##### AVAILABLE RECORDS

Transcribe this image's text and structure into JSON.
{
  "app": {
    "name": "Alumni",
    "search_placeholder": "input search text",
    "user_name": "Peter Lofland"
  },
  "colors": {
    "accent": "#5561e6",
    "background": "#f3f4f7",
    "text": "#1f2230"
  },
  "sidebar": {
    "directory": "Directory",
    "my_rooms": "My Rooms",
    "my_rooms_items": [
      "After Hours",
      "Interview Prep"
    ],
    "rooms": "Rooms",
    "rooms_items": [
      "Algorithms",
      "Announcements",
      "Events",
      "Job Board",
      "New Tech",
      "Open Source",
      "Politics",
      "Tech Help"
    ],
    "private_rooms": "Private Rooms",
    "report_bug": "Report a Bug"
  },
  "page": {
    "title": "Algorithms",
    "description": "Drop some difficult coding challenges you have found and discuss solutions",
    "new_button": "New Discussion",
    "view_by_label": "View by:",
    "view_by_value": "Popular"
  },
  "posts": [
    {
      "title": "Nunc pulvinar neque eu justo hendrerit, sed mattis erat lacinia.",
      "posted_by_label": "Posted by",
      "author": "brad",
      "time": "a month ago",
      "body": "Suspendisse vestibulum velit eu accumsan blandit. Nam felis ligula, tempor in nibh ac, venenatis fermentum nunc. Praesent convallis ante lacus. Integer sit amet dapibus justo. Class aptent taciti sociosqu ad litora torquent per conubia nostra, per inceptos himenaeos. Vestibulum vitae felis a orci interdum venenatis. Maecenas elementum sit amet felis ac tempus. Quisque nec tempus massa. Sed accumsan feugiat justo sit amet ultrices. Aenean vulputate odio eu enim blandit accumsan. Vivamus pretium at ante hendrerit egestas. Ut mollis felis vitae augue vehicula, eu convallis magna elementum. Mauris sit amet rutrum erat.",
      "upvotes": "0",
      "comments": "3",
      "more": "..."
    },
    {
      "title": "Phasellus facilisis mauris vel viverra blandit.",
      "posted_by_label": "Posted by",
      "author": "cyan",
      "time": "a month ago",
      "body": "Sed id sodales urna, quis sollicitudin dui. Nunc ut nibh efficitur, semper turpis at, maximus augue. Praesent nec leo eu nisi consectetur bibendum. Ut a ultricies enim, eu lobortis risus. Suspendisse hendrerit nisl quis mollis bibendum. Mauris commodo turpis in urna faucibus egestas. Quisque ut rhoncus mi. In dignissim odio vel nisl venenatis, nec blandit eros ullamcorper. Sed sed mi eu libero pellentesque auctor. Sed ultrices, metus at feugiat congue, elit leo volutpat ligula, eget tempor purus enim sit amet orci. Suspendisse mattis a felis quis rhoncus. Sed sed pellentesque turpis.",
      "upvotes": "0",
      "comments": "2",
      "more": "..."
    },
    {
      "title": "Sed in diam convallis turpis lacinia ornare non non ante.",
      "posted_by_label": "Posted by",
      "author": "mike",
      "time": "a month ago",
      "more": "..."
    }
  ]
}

##########

BRIEF ▸ From the first line to the last, retype the data exactly.

TASK RESPONSE ▸
Transcribe this image's text and structure into JSON.
{
  "app": {
    "name": "Alumni",
    "search_placeholder": "input search text",
    "user_name": "Peter Lofland"
  },
  "colors": {
    "accent": "#5561e6",
    "background": "#f3f4f7",
    "text": "#1f2230"
  },
  "sidebar": {
    "directory": "Directory",
    "my_rooms": "My Rooms",
    "my_rooms_items": [
      "After Hours",
      "Interview Prep"
    ],
    "rooms": "Rooms",
    "rooms_items": [
      "Algorithms",
      "Announcements",
      "Events",
      "Job Board",
      "New Tech",
      "Open Source",
      "Politics",
      "Tech Help"
    ],
    "private_rooms": "Private Rooms",
    "report_bug": "Report a Bug"
  },
  "page": {
    "title": "Algorithms",
    "description": "Drop some difficult coding challenges you have found and discuss solutions",
    "new_button": "New Discussion",
    "view_by_label": "View by:",
    "view_by_value": "Popular"
  },
  "posts": [
    {
      "title": "Nunc pulvinar neque eu justo hendrerit, sed mattis erat lacinia.",
      "posted_by_label": "Posted by",
      "author": "brad",
      "time": "a month ago",
      "body": "Suspendisse vestibulum velit eu accumsan blandit. Nam felis ligula, tempor in nibh ac, venenatis fermentum nunc. Praesent convallis ante lacus. Integer sit amet dapibus justo. Class aptent taciti sociosqu ad litora torquent per conubia nostra, per inceptos himenaeos. Vestibulum vitae felis a orci interdum venenatis. Maecenas elementum sit amet felis ac tempus. Quisque nec tempus massa. Sed accumsan feugiat justo sit amet ultrices. Aenean vulputate odio eu enim blandit accumsan. Vivamus pretium at ante hendrerit egestas. Ut mollis felis vitae augue vehicula, eu convallis magna elementum. Mauris sit amet rutrum erat.",
      "upvotes": "0",
      "comments": "3",
      "more": "..."
    },
    {
      "title": "Phasellus facilisis mauris vel viverra blandit.",
      "posted_by_label": "Posted by",
      "author": "cyan",
      "time": "a month ago",
      "body": "Sed id sodales urna, quis sollicitudin dui. Nunc ut nibh efficitur, semper turpis at, maximus augue. Praesent nec leo eu nisi consectetur bibendum. Ut a ultricies enim, eu lobortis risus. Suspendisse hendrerit nisl quis mollis bibendum. Mauris commodo turpis in urna faucibus egestas. Quisque ut rhoncus mi. In dignissim odio vel nisl venenatis, nec blandit eros ullamcorper. Sed sed mi eu libero pellentesque auctor. Sed ultrices, metus at feugiat congue, elit leo volutpat ligula, eget tempor purus enim sit amet orci. Suspendisse mattis a felis quis rhoncus. Sed sed pellentesque turpis.",
      "upvotes": "0",
      "comments": "2",
      "more": "..."
    },
    {
      "title": "Sed in diam convallis turpis lacinia ornare non non ante.",
      "posted_by_label": "Posted by",
      "author": "mike",
      "time": "a month ago",
      "more": "..."
    }
  ]
}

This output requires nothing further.